▶ _Task prompt_: Go through the records below line by line, counting those that contain the word "JSON"; answer with the count only.

▶ _Available records_:
==================================================
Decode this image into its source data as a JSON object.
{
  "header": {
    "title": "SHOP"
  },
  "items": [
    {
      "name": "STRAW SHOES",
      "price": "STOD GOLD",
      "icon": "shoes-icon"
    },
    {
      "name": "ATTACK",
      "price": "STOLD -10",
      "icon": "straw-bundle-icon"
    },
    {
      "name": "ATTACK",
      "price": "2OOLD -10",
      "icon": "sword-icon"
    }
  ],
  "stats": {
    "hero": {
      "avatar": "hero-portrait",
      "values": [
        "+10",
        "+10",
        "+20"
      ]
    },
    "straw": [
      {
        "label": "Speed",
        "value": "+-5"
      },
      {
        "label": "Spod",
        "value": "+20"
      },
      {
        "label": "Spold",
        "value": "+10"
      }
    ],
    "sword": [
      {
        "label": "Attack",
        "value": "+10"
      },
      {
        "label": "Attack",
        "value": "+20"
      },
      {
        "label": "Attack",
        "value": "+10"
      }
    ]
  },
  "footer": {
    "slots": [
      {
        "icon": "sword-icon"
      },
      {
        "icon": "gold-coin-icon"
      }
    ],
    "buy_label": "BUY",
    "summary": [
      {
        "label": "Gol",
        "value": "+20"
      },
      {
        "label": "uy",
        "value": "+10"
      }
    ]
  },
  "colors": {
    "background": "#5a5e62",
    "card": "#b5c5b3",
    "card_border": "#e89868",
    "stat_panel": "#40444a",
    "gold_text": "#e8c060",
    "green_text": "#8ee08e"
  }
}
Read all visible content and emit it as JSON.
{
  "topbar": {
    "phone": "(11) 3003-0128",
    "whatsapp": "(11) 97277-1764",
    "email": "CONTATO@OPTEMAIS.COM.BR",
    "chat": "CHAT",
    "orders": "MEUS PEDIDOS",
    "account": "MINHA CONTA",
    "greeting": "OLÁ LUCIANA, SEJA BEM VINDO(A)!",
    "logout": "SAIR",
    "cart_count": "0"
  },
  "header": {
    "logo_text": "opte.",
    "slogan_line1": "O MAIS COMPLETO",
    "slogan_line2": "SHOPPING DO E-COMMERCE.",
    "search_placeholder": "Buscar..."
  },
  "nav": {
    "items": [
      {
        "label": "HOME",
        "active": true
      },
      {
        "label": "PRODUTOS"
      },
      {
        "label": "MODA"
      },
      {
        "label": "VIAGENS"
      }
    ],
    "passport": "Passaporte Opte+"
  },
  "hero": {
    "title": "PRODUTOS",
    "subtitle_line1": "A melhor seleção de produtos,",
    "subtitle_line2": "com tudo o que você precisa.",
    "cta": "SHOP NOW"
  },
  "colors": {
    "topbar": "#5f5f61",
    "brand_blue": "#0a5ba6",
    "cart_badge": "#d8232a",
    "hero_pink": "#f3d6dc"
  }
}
==================================================
▶ _Answer to this problem_: 2